PROBLEM STATEMENT: Any pictures in the records below should be skipped; write out everything else exactly.

MATERIAL SHOWN:
------------------------------------
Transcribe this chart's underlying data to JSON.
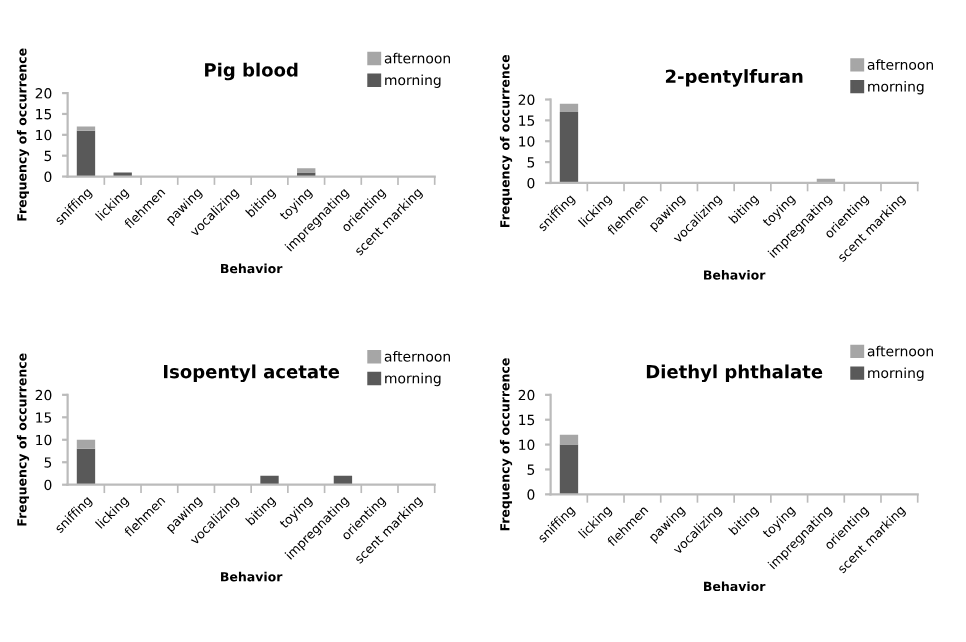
{
  "chart_data": [
    {
      "type": "bar",
      "title": "Pig blood",
      "xlabel": "Behavior",
      "ylabel": "Frequency of occurrence",
      "stacked": true,
      "legend": "top right",
      "grid": false,
      "categories": [
        "sniffing",
        "licking",
        "flehmen",
        "pawing",
        "vocalizing",
        "biting",
        "toying",
        "impregnating",
        "orienting",
        "scent marking"
      ],
      "series": [
        {
          "name": "morning",
          "color": "#595959",
          "values": [
            11,
            1,
            0,
            0,
            0,
            0,
            1,
            0,
            0,
            0
          ]
        },
        {
          "name": "afternoon",
          "color": "#a6a6a6",
          "values": [
            1,
            0,
            0,
            0,
            0,
            0,
            1,
            0,
            0,
            0
          ]
        }
      ],
      "ylim": [
        0,
        20
      ],
      "yticks": [
        0,
        5,
        10,
        15,
        20
      ]
    },
    {
      "type": "bar",
      "title": "2-pentylfuran",
      "xlabel": "Behavior",
      "ylabel": "Frequency of occurrence",
      "stacked": true,
      "legend": "top right",
      "grid": false,
      "categories": [
        "sniffing",
        "licking",
        "flehmen",
        "pawing",
        "vocalizing",
        "biting",
        "toying",
        "impregnating",
        "orienting",
        "scent marking"
      ],
      "series": [
        {
          "name": "morning",
          "color": "#595959",
          "values": [
            17,
            0,
            0,
            0,
            0,
            0,
            0,
            0,
            0,
            0
          ]
        },
        {
          "name": "afternoon",
          "color": "#a6a6a6",
          "values": [
            2,
            0,
            0,
            0,
            0,
            0,
            0,
            1,
            0,
            0
          ]
        }
      ],
      "ylim": [
        0,
        20
      ],
      "yticks": [
        0,
        5,
        10,
        15,
        20
      ]
    },
    {
      "type": "bar",
      "title": "Isopentyl acetate",
      "xlabel": "Behavior",
      "ylabel": "Frequency of occurrence",
      "stacked": true,
      "legend": "top right",
      "grid": false,
      "categories": [
        "sniffing",
        "licking",
        "flehmen",
        "pawing",
        "vocalizing",
        "biting",
        "toying",
        "impregnating",
        "orienting",
        "scent marking"
      ],
      "series": [
        {
          "name": "morning",
          "color": "#595959",
          "values": [
            8,
            0,
            0,
            0,
            0,
            2,
            0,
            2,
            0,
            0
          ]
        },
        {
          "name": "afternoon",
          "color": "#a6a6a6",
          "values": [
            2,
            0,
            0,
            0,
            0,
            0,
            0,
            0,
            0,
            0
          ]
        }
      ],
      "ylim": [
        0,
        20
      ],
      "yticks": [
        0,
        5,
        10,
        15,
        20
      ]
    },
    {
      "type": "bar",
      "title": "Diethyl phthalate",
      "xlabel": "Behavior",
      "ylabel": "Frequency of occurrence",
      "stacked": true,
      "legend": "top right",
      "grid": false,
      "categories": [
        "sniffing",
        "licking",
        "flehmen",
        "pawing",
        "vocalizing",
        "biting",
        "toying",
        "impregnating",
        "orienting",
        "scent marking"
      ],
      "series": [
        {
          "name": "morning",
          "color": "#595959",
          "values": [
            10,
            0,
            0,
            0,
            0,
            0,
            0,
            0,
            0,
            0
          ]
        },
        {
          "name": "afternoon",
          "color": "#a6a6a6",
          "values": [
            2,
            0,
            0,
            0,
            0,
            0,
            0,
            0,
            0,
            0
          ]
        }
      ],
      "ylim": [
        0,
        20
      ],
      "yticks": [
        0,
        5,
        10,
        15,
        20
      ]
    }
  ]
}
------------------------------------
CORRECT ANSWER:
Transcribe this chart's underlying data to JSON.
{
  "chart_data": [
    {
      "type": "bar",
      "title": "Pig blood",
      "xlabel": "Behavior",
      "ylabel": "Frequency of occurrence",
      "stacked": true,
      "legend": "top right",
      "grid": false,
      "categories": [
        "sniffing",
        "licking",
        "flehmen",
        "pawing",
        "vocalizing",
        "biting",
        "toying",
        "impregnating",
        "orienting",
        "scent marking"
      ],
      "series": [
        {
          "name": "morning",
          "color": "#595959",
          "values": [
            11,
            1,
            0,
            0,
            0,
            0,
            1,
            0,
            0,
            0
          ]
        },
        {
          "name": "afternoon",
          "color": "#a6a6a6",
          "values": [
            1,
            0,
            0,
            0,
            0,
            0,
            1,
            0,
            0,
            0
          ]
        }
      ],
      "ylim": [
        0,
        20
      ],
      "yticks": [
        0,
        5,
        10,
        15,
        20
      ]
    },
    {
      "type": "bar",
      "title": "2-pentylfuran",
      "xlabel": "Behavior",
      "ylabel": "Frequency of occurrence",
      "stacked": true,
      "legend": "top right",
      "grid": false,
      "categories": [
        "sniffing",
        "licking",
        "flehmen",
        "pawing",
        "vocalizing",
        "biting",
        "toying",
        "impregnating",
        "orienting",
        "scent marking"
      ],
      "series": [
        {
          "name": "morning",
          "color": "#595959",
          "values": [
            17,
            0,
            0,
            0,
            0,
            0,
            0,
            0,
            0,
            0
          ]
        },
        {
          "name": "afternoon",
          "color": "#a6a6a6",
          "values": [
            2,
            0,
            0,
            0,
            0,
            0,
            0,
            1,
            0,
            0
          ]
        }
      ],
      "ylim": [
        0,
        20
      ],
      "yticks": [
        0,
        5,
        10,
        15,
        20
      ]
    },
    {
      "type": "bar",
      "title": "Isopentyl acetate",
      "xlabel": "Behavior",
      "ylabel": "Frequency of occurrence",
      "stacked": true,
      "legend": "top right",
      "grid": false,
      "categories": [
        "sniffing",
        "licking",
        "flehmen",
        "pawing",
        "vocalizing",
        "biting",
        "toying",
        "impregnating",
        "orienting",
        "scent marking"
      ],
      "series": [
        {
          "name": "morning",
          "color": "#595959",
          "values": [
            8,
            0,
            0,
            0,
            0,
            2,
            0,
            2,
            0,
            0
          ]
        },
        {
          "name": "afternoon",
          "color": "#a6a6a6",
          "values": [
            2,
            0,
            0,
            0,
            0,
            0,
            0,
            0,
            0,
            0
          ]
        }
      ],
      "ylim": [
        0,
        20
      ],
      "yticks": [
        0,
        5,
        10,
        15,
        20
      ]
    },
    {
      "type": "bar",
      "title": "Diethyl phthalate",
      "xlabel": "Behavior",
      "ylabel": "Frequency of occurrence",
      "stacked": true,
      "legend": "top right",
      "grid": false,
      "categories": [
        "sniffing",
        "licking",
        "flehmen",
        "pawing",
        "vocalizing",
        "biting",
        "toying",
        "impregnating",
        "orienting",
        "scent marking"
      ],
      "series": [
        {
          "name": "morning",
          "color": "#595959",
          "values": [
            10,
            0,
            0,
            0,
            0,
            0,
            0,
            0,
            0,
            0
          ]
        },
        {
          "name": "afternoon",
          "color": "#a6a6a6",
          "values": [
            2,
            0,
            0,
            0,
            0,
            0,
            0,
            0,
            0,
            0
          ]
        }
      ],
      "ylim": [
        0,
        20
      ],
      "yticks": [
        0,
        5,
        10,
        15,
        20
      ]
    }
  ]
}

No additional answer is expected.